** begin TEXT EXCERPT **

From: Terrence Redding <tredding@mac.com>

Date: July 24, 2009 5:12:01 PM MDT

To: Astro_IIDC@yahoogroups.com

Subject: Re: [Astro_IIDC] Re: impact on Jupiter...


Milton, your last sentence, before the salutation,  is the essence of my fascination with amateur astronomy, indeed amateur scientist.  Many of the absolute cutting edge discoveries have been made by amateur who pursue science for the love of learning.  Indeed, even when it is a professional that makes the makes the break through discovery, I like to argue that they do so for the shear love of learning or discovering new knowledge.


This November IOTA will embrace a major effort to profile the asteroid Barbara.  The data gathered using small telescopes positioned with GPS accuracy, imaged with the video recorded at 30 frames a second and each frame a date time stamped to the thousandth of a second will allow the profile to be accurate to within a meter.  This profile produced by amateurs will then be used to validate the imaging of Barbara done by the French with the twin radar imaging observatory earlier this year.  The IOTA effort will be self-funded by the amateur astronomers involved and they will if the weather cooperates, produce the definitive shape and size of asteroid Barbara.


I find that amazing and worth pursuing.  I will be there - and plan to make a presentation on how amateur astronomers learn: the critical nature of the amateur scientists.  My small contribution to the international year of astronomy.

Terry - W6LMJ


Terrence R. Redding, Ph.D. RTN

http://olt.net/learningstyle/Site_2/Learning_Style_Research.html

How do amateur astronomers learn?

** end TEXT EXCERPT **

**GIVEN TASK A**
In the email, rename "Barbara" to "Sylvia" throughout the stretch from "This November IOTA" through "of asteroid Barbara.", and write out that stretch with the change.
**GIVEN TASK B**
List every email address and web address that appears in the email.

** begin EXCERPTED RECORDS **

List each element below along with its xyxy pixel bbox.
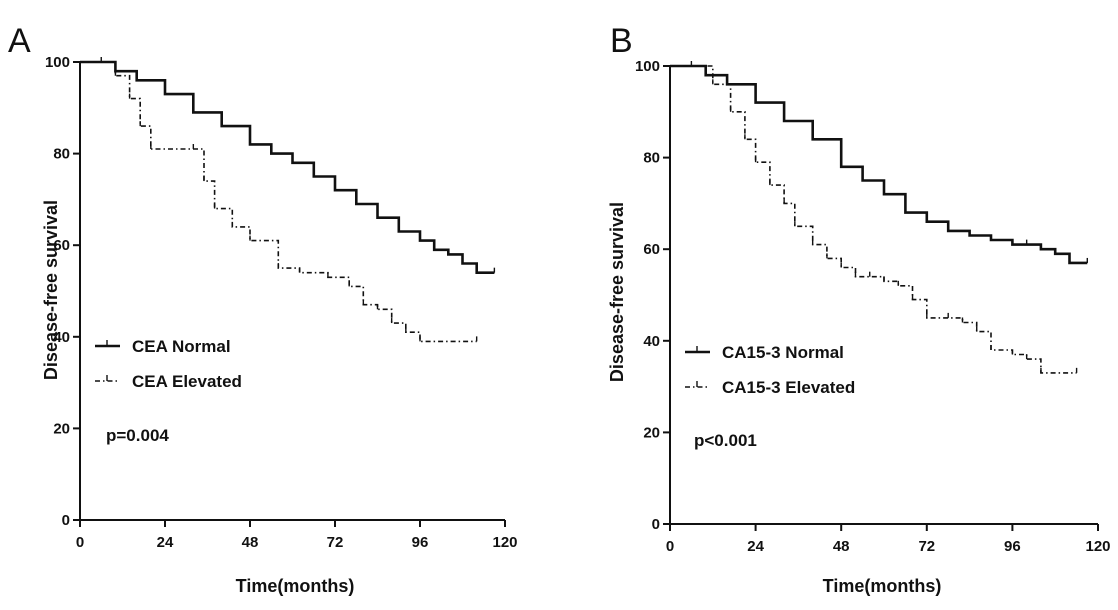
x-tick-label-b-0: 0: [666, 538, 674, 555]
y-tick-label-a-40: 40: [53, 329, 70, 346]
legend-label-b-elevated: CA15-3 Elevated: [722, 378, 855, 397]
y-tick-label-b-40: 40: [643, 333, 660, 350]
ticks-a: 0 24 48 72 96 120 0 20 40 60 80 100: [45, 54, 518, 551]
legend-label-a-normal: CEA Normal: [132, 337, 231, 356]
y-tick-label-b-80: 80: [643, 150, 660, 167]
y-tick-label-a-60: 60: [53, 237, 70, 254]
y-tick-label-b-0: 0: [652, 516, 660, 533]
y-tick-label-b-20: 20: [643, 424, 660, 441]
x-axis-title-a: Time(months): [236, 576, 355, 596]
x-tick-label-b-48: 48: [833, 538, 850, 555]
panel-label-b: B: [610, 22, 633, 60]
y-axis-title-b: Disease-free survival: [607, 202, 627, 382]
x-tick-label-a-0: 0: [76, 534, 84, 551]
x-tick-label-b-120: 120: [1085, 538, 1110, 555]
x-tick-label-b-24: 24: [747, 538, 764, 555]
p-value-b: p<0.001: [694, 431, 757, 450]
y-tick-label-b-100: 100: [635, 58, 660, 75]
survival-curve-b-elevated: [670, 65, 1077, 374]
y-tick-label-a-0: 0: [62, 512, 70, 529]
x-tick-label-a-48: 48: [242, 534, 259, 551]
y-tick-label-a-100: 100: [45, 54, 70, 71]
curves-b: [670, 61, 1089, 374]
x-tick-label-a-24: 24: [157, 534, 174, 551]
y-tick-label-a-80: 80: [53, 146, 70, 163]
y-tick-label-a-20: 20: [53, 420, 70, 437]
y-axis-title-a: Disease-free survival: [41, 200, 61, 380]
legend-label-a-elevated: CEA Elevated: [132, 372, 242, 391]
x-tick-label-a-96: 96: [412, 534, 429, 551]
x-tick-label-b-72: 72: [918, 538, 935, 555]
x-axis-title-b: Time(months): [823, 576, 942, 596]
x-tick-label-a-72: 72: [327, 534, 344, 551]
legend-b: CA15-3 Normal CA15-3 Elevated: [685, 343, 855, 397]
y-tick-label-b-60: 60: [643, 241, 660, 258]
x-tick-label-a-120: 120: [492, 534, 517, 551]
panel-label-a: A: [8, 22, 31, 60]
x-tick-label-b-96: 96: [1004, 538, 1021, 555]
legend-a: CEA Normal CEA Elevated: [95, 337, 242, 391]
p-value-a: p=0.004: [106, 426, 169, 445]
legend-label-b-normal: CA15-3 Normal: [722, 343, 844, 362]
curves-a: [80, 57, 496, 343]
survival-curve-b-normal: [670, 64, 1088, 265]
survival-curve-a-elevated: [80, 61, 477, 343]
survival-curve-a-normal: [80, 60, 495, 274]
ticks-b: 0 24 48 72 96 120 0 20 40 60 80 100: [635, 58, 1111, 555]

** end EXCERPTED RECORDS **

**FULL RESPONSE A**
This November IOTA will embrace a major effort to profile the asteroid Sylvia.  The data gathered using small telescopes positioned with GPS accuracy, imaged with the video recorded at 30 frames a second and each frame a date time stamped to the thousandth of a second will allow the profile to be accurate to within a meter.  This profile produced by amateurs will then be used to validate the imaging of Sylvia done by the French with the twin radar imaging observatory earlier this year.  The IOTA effort will be self-funded by the amateur astronomers involved and they will if the weather cooperates, produce the definitive shape and size of asteroid Sylvia.

**FULL RESPONSE B**
- tredding@mac.com
- Astro_IIDC@yahoogroups.com
- http://olt.net/learningstyle/Site_2/Learning_Style_Research.html